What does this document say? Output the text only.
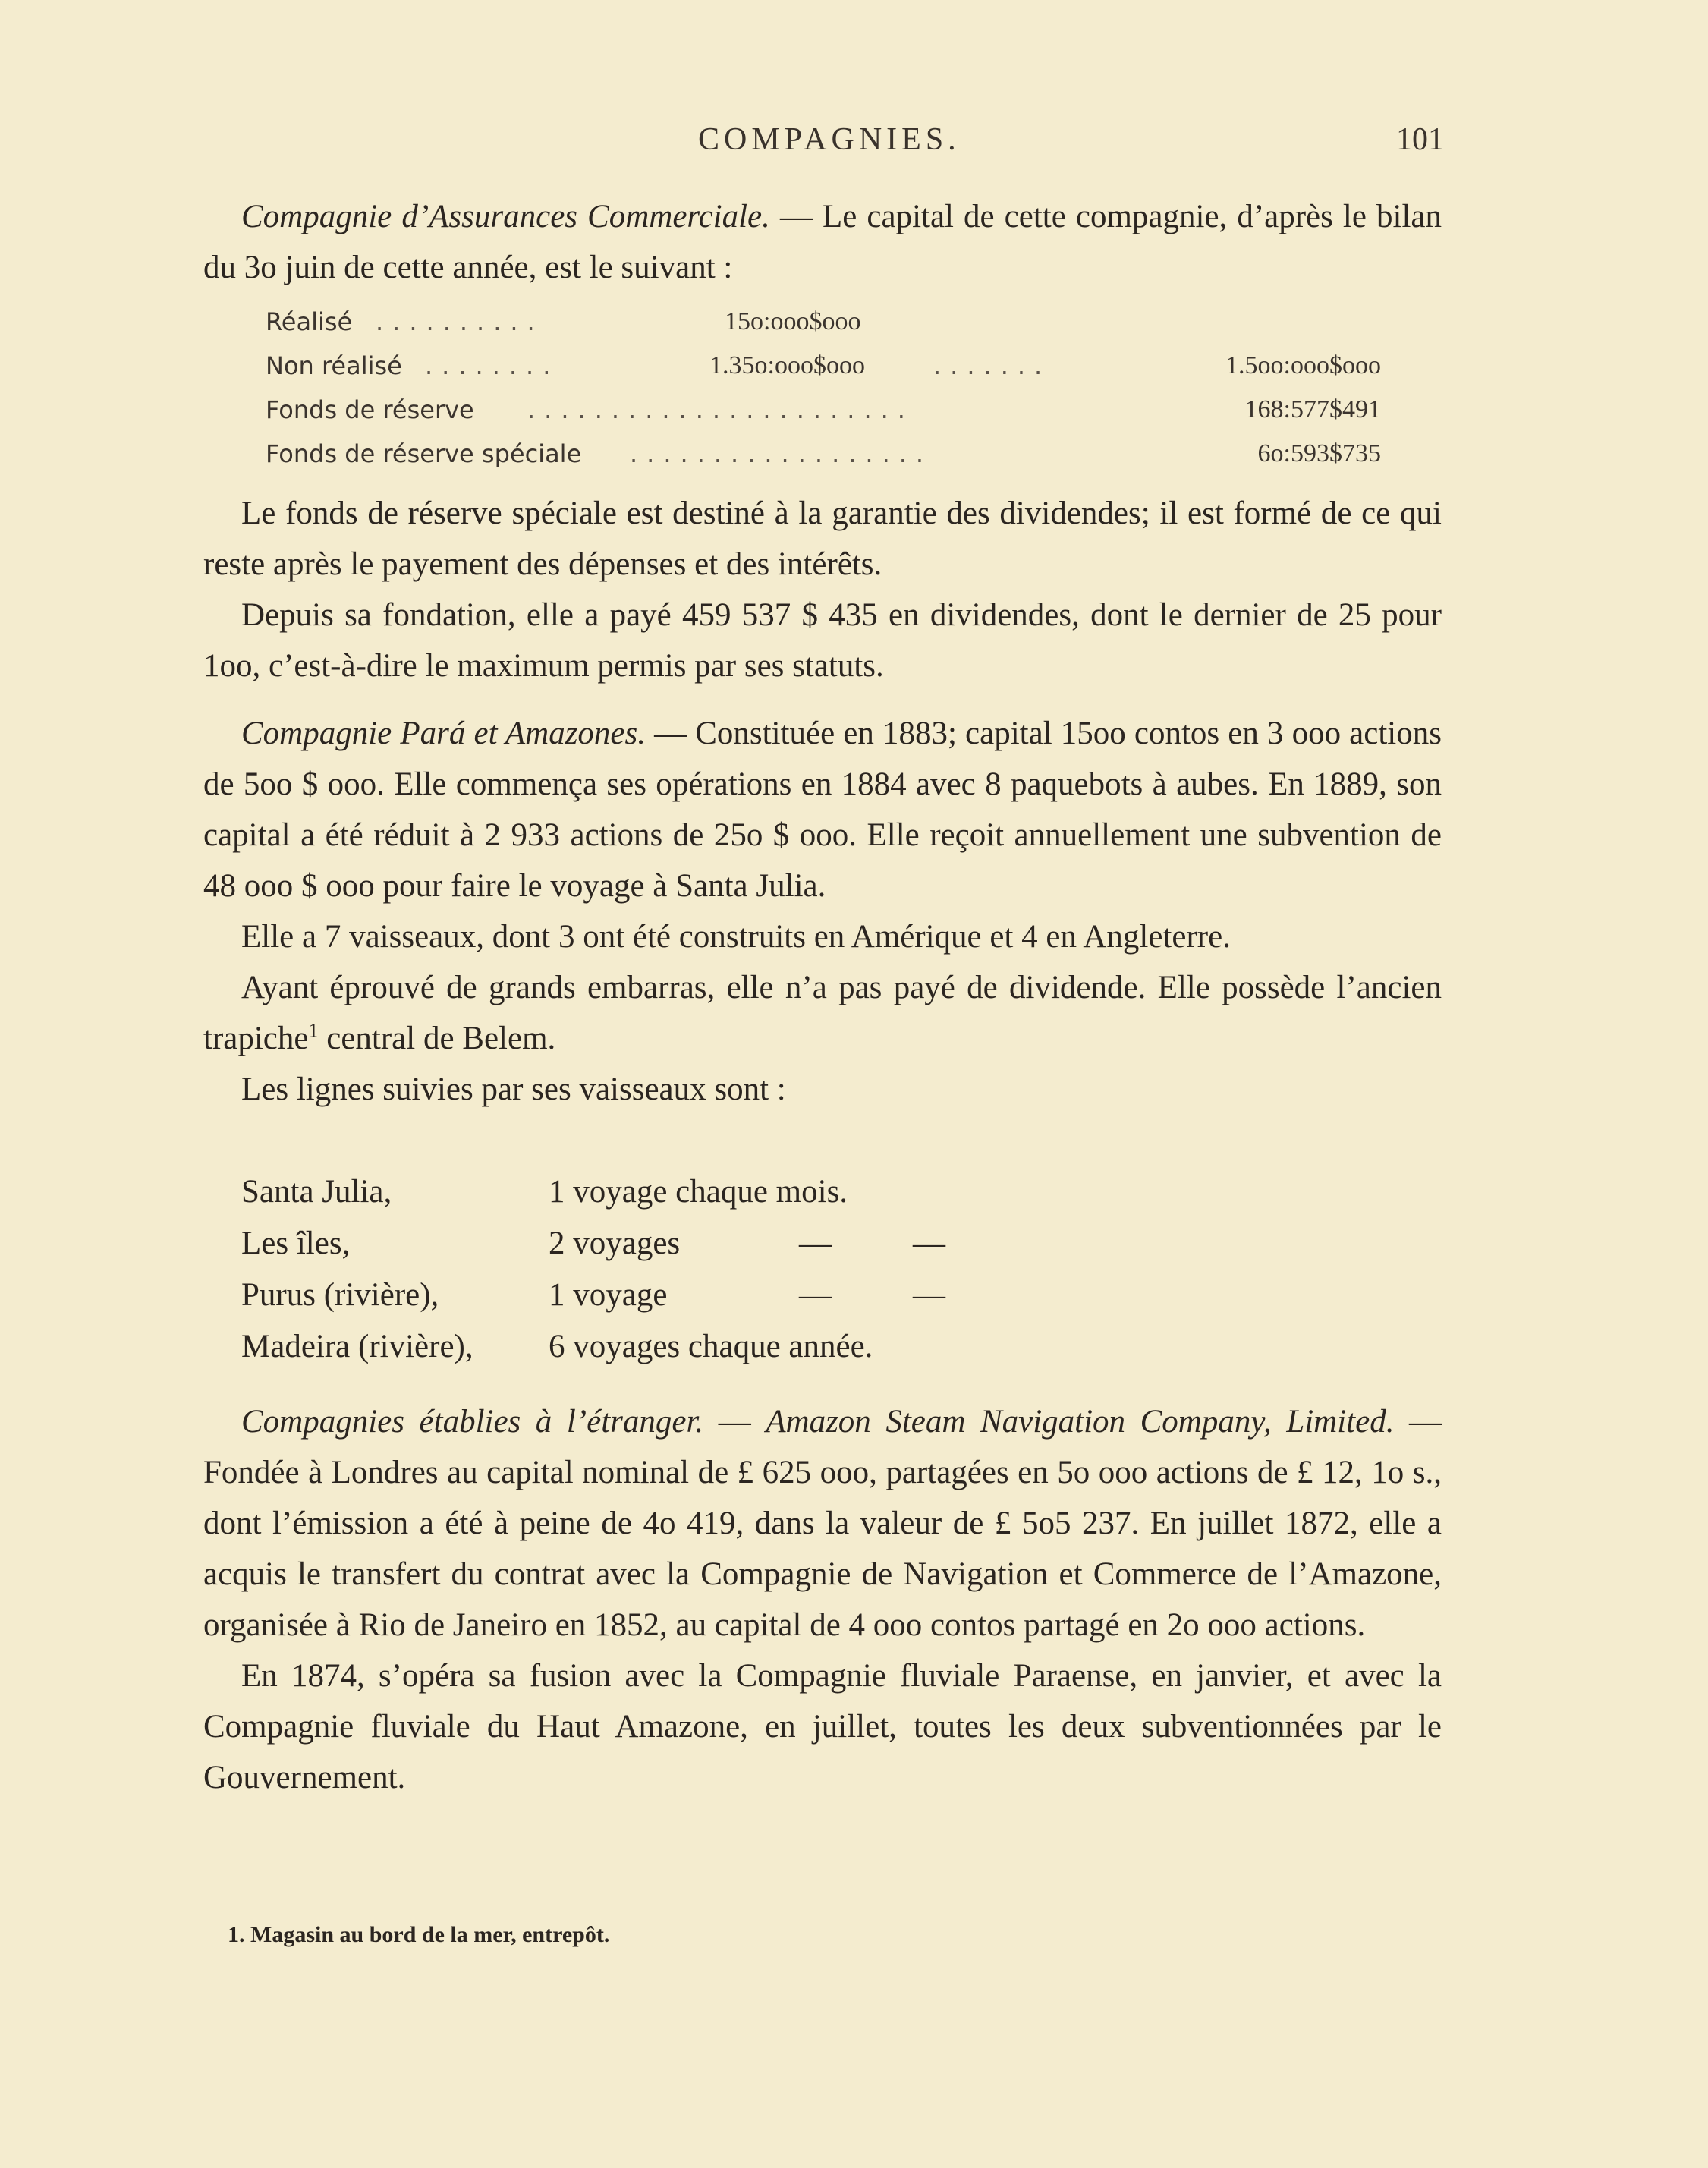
COMPAGNIES.	101

Compagnie d’Assurances Commerciale. — Le capital de cette compagnie, d’après le bilan du 3o juin de cette année, est le suivant :

Réalisé ..........	15o:ooo$ooo
Non réalisé ........	1.35o:ooo$ooo	.......	1.5oo:ooo$ooo
Fonds de réserve .......................	168:577$491
Fonds de réserve spéciale ..................	6o:593$735

Le fonds de réserve spéciale est destiné à la garantie des dividendes; il est formé de ce qui reste après le payement des dépenses et des intérêts.

Depuis sa fondation, elle a payé 459 537 $ 435 en dividendes, dont le dernier de 25 pour 1oo, c’est-à-dire le maximum permis par ses statuts.

Compagnie Pará et Amazones. — Constituée en 1883; capital 15oo contos en 3 ooo actions de 5oo $ ooo. Elle commença ses opérations en 1884 avec 8 paquebots à aubes. En 1889, son capital a été réduit à 2 933 actions de 25o $ ooo. Elle reçoit annuellement une subvention de 48 ooo $ ooo pour faire le voyage à Santa Julia.

Elle a 7 vaisseaux, dont 3 ont été construits en Amérique et 4 en Angleterre.

Ayant éprouvé de grands embarras, elle n’a pas payé de dividende. Elle possède l’ancien trapiche$^1$ central de Belem.

Les lignes suivies par ses vaisseaux sont :

Santa Julia,	1 voyage chaque mois.
Les îles,	2 voyages	— —
Purus (rivière),	1 voyage	— —
Madeira (rivière), 6 voyages chaque année.

Compagnies établies à l’étranger. — Amazon Steam Navigation Company, Limited. — Fondée à Londres au capital nominal de £ 625 ooo, partagées en 5o ooo actions de £ 12, 1o s., dont l’émission a été à peine de 4o 419, dans la valeur de £ 5o5 237. En juillet 1872, elle a acquis le transfert du contrat avec la Compagnie de Navigation et Commerce de l’Amazone, organisée à Rio de Janeiro en 1852, au capital de 4 ooo contos partagé en 2o ooo actions.

En 1874, s’opéra sa fusion avec la Compagnie fluviale Paraense, en janvier, et avec la Compagnie fluviale du Haut Amazone, en juillet, toutes les deux subventionnées par le Gouvernement.

1. Magasin au bord de la mer, entrepôt.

+===+

Skip every picture and transcribe the data above exactly.

What does this document say? Output the text only.
COMPAGNIES.	101

Compagnie d’Assurances Commerciale. — Le capital de cette compagnie, d’après le bilan du 3o juin de cette année, est le suivant :

Réalisé ..........	15o:ooo$ooo
Non réalisé ........	1.35o:ooo$ooo	.......	1.5oo:ooo$ooo
Fonds de réserve .......................	168:577$491
Fonds de réserve spéciale ..................	6o:593$735

Le fonds de réserve spéciale est destiné à la garantie des dividendes; il est formé de ce qui reste après le payement des dépenses et des intérêts.

Depuis sa fondation, elle a payé 459 537 $ 435 en dividendes, dont le dernier de 25 pour 1oo, c’est-à-dire le maximum permis par ses statuts.

Compagnie Pará et Amazones. — Constituée en 1883; capital 15oo contos en 3 ooo actions de 5oo $ ooo. Elle commença ses opérations en 1884 avec 8 paquebots à aubes. En 1889, son capital a été réduit à 2 933 actions de 25o $ ooo. Elle reçoit annuellement une subvention de 48 ooo $ ooo pour faire le voyage à Santa Julia.

Elle a 7 vaisseaux, dont 3 ont été construits en Amérique et 4 en Angleterre.

Ayant éprouvé de grands embarras, elle n’a pas payé de dividende. Elle possède l’ancien trapiche$^1$ central de Belem.

Les lignes suivies par ses vaisseaux sont :

Santa Julia,	1 voyage chaque mois.
Les îles,	2 voyages	— —
Purus (rivière),	1 voyage	— —
Madeira (rivière), 6 voyages chaque année.

Compagnies établies à l’étranger. — Amazon Steam Navigation Company, Limited. — Fondée à Londres au capital nominal de £ 625 ooo, partagées en 5o ooo actions de £ 12, 1o s., dont l’émission a été à peine de 4o 419, dans la valeur de £ 5o5 237. En juillet 1872, elle a acquis le transfert du contrat avec la Compagnie de Navigation et Commerce de l’Amazone, organisée à Rio de Janeiro en 1852, au capital de 4 ooo contos partagé en 2o ooo actions.

En 1874, s’opéra sa fusion avec la Compagnie fluviale Paraense, en janvier, et avec la Compagnie fluviale du Haut Amazone, en juillet, toutes les deux subventionnées par le Gouvernement.

1. Magasin au bord de la mer, entrepôt.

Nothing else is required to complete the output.